* DATA EXCERPTS *
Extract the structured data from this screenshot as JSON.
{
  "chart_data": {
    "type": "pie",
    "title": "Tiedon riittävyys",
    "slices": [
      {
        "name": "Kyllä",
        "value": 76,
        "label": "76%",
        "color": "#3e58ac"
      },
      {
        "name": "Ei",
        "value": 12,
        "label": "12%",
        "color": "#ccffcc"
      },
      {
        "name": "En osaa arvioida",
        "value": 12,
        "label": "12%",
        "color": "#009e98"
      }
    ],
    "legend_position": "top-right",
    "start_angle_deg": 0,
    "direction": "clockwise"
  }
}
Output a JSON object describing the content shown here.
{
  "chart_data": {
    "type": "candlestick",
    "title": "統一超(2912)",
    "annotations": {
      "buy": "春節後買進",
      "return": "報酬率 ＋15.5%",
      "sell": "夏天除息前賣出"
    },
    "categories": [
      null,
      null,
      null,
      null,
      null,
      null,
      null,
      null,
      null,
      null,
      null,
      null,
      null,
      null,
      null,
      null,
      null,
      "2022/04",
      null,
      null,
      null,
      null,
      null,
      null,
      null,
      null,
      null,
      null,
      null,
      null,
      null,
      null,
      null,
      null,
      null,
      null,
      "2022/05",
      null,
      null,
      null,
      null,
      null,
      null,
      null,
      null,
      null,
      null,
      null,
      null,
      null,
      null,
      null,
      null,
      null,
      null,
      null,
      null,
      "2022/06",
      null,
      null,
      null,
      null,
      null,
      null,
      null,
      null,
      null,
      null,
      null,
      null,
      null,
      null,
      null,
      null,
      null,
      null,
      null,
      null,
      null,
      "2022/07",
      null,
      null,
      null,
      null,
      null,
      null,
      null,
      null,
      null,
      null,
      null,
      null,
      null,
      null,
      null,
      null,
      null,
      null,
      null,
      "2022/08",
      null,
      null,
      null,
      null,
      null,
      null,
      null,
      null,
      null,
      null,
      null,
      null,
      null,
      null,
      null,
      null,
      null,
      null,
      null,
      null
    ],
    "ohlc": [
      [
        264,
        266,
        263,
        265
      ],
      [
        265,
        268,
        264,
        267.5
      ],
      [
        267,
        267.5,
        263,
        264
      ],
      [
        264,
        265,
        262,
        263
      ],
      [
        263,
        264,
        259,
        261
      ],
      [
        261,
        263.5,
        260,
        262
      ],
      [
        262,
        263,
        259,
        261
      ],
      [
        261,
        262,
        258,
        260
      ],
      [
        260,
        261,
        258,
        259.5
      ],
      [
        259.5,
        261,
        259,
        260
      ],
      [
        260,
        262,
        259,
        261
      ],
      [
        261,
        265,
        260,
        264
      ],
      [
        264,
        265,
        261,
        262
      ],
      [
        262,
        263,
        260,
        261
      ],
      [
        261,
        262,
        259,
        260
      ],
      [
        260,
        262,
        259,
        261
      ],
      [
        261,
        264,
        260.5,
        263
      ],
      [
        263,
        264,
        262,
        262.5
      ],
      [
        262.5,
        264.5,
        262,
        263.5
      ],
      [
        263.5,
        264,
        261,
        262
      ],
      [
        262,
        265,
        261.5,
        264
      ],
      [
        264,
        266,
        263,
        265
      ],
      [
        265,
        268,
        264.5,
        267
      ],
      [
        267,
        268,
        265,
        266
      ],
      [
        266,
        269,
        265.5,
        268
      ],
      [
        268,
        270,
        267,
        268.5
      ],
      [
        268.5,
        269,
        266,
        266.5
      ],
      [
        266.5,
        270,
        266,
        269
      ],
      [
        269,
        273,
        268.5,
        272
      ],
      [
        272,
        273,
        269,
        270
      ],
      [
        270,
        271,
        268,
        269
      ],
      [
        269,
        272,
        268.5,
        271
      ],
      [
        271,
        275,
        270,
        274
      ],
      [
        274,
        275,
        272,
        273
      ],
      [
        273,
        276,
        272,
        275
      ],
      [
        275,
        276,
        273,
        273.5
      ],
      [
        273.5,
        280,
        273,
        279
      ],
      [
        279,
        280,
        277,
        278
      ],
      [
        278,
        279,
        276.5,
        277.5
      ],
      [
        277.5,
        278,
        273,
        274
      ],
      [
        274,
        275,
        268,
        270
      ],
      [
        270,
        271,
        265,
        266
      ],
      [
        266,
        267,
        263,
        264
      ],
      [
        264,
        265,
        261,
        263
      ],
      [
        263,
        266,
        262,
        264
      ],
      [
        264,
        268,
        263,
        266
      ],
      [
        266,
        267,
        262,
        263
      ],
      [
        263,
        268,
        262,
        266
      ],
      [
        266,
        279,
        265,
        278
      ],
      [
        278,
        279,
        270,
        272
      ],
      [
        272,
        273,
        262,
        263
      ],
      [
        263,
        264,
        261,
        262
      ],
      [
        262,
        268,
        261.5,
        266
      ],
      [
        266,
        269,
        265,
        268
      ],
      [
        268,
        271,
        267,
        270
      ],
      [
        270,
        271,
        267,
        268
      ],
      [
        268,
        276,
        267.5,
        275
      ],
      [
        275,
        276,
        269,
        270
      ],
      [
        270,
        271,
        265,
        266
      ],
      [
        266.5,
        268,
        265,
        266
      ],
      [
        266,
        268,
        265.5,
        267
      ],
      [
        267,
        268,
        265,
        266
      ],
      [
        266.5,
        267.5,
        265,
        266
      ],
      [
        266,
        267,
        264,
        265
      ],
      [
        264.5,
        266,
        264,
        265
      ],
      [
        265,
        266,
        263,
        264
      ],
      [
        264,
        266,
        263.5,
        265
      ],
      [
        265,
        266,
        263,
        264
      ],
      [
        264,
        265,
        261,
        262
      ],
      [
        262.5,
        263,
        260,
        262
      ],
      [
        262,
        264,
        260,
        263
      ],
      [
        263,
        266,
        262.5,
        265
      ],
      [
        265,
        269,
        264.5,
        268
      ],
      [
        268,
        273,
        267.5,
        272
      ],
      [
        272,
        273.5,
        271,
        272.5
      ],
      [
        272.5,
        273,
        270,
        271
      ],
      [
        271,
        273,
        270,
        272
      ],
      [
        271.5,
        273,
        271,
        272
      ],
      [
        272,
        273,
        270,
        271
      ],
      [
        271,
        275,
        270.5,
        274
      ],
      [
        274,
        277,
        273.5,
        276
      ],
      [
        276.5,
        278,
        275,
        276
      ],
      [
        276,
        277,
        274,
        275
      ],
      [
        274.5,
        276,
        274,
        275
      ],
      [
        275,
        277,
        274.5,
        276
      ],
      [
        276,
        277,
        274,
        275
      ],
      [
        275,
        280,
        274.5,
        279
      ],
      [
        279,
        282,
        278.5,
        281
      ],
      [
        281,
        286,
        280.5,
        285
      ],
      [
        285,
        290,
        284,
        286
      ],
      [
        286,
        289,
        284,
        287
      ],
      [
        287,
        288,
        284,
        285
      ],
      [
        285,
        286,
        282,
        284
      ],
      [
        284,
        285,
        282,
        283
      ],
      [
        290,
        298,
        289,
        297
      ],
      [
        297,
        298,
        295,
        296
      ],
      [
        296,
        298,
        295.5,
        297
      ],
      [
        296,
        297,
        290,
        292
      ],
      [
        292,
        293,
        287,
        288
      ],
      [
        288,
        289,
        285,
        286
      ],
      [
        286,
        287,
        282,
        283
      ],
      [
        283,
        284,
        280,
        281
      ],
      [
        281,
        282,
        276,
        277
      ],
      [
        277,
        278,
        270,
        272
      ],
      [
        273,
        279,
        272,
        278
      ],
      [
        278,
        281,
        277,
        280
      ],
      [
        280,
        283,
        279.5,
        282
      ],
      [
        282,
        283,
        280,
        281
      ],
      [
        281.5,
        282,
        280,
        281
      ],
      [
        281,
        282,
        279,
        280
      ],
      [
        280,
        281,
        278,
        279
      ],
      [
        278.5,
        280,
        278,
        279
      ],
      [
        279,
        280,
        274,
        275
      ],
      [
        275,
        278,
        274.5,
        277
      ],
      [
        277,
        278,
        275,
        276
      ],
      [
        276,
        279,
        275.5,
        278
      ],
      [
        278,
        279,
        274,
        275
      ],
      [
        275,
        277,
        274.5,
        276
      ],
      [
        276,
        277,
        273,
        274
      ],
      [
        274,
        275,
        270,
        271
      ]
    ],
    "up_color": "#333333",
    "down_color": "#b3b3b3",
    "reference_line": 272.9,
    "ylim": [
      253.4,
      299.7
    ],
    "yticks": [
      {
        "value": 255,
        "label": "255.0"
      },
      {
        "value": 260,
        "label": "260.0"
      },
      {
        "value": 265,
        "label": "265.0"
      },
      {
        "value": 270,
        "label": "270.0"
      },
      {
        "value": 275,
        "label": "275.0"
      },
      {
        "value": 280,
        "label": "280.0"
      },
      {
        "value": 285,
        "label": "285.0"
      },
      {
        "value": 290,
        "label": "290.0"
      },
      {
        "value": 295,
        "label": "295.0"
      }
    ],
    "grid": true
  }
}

* REQUIRED TASK *
From the data, collect all lines where the string "title" appears.

* TASK RESPONSE *
    "title": "Tiedon riittävyys",
    "title": "統一超(2912)",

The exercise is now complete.